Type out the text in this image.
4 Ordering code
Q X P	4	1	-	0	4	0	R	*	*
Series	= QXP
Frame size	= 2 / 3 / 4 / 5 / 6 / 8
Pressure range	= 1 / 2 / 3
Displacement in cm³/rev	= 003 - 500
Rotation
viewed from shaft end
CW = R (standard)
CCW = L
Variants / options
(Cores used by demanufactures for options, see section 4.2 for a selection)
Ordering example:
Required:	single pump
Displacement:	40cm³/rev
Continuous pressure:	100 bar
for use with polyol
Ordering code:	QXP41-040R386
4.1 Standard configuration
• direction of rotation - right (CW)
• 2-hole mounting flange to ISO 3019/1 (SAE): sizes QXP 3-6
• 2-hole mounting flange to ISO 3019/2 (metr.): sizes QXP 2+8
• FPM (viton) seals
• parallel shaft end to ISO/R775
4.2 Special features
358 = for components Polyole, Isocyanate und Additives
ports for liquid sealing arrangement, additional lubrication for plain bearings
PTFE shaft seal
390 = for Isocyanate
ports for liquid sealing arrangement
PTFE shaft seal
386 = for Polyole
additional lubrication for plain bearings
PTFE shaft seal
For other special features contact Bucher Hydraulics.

┄┄┄┄┄┄┄┄┄┄┄┄┄┄┄┄┄┄┄┄

▶ _STATED TASK_:
Return every record, word for word.

▶ _THE ANSWER_:
Type out the text in this image.
4 Ordering code
Q X P	4	1	-	0	4	0	R	*	*
Series	= QXP
Frame size	= 2 / 3 / 4 / 5 / 6 / 8
Pressure range	= 1 / 2 / 3
Displacement in cm³/rev	= 003 - 500
Rotation
viewed from shaft end
CW = R (standard)
CCW = L
Variants / options
(Cores used by demanufactures for options, see section 4.2 for a selection)
Ordering example:
Required:	single pump
Displacement:	40cm³/rev
Continuous pressure:	100 bar
for use with polyol
Ordering code:	QXP41-040R386
4.1 Standard configuration
• direction of rotation - right (CW)
• 2-hole mounting flange to ISO 3019/1 (SAE): sizes QXP 3-6
• 2-hole mounting flange to ISO 3019/2 (metr.): sizes QXP 2+8
• FPM (viton) seals
• parallel shaft end to ISO/R775
4.2 Special features
358 = for components Polyole, Isocyanate und Additives
ports for liquid sealing arrangement, additional lubrication for plain bearings
PTFE shaft seal
390 = for Isocyanate
ports for liquid sealing arrangement
PTFE shaft seal
386 = for Polyole
additional lubrication for plain bearings
PTFE shaft seal
For other special features contact Bucher Hydraulics.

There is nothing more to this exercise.